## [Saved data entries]
========================================

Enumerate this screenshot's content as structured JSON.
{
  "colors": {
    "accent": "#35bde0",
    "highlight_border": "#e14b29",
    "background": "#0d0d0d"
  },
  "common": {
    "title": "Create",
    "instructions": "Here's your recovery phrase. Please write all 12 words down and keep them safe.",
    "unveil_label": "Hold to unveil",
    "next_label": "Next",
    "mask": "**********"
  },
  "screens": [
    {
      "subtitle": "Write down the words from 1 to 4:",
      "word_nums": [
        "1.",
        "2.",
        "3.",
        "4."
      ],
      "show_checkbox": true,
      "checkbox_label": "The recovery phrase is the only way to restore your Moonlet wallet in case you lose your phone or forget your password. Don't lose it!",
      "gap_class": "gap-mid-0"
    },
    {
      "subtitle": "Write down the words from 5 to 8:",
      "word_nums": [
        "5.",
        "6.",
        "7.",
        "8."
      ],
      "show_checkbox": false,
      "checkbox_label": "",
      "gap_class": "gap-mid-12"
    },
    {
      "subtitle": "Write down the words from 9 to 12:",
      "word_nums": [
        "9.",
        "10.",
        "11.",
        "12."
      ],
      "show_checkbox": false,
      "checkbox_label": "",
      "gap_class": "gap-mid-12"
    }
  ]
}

========================================

All of the entries above must be quoted exactly.

Enumerate this screenshot's content as structured JSON.
{
  "colors": {
    "accent": "#35bde0",
    "highlight_border": "#e14b29",
    "background": "#0d0d0d"
  },
  "common": {
    "title": "Create",
    "instructions": "Here's your recovery phrase. Please write all 12 words down and keep them safe.",
    "unveil_label": "Hold to unveil",
    "next_label": "Next",
    "mask": "**********"
  },
  "screens": [
    {
      "subtitle": "Write down the words from 1 to 4:",
      "word_nums": [
        "1.",
        "2.",
        "3.",
        "4."
      ],
      "show_checkbox": true,
      "checkbox_label": "The recovery phrase is the only way to restore your Moonlet wallet in case you lose your phone or forget your password. Don't lose it!",
      "gap_class": "gap-mid-0"
    },
    {
      "subtitle": "Write down the words from 5 to 8:",
      "word_nums": [
        "5.",
        "6.",
        "7.",
        "8."
      ],
      "show_checkbox": false,
      "checkbox_label": "",
      "gap_class": "gap-mid-12"
    },
    {
      "subtitle": "Write down the words from 9 to 12:",
      "word_nums": [
        "9.",
        "10.",
        "11.",
        "12."
      ],
      "show_checkbox": false,
      "checkbox_label": "",
      "gap_class": "gap-mid-12"
    }
  ]
}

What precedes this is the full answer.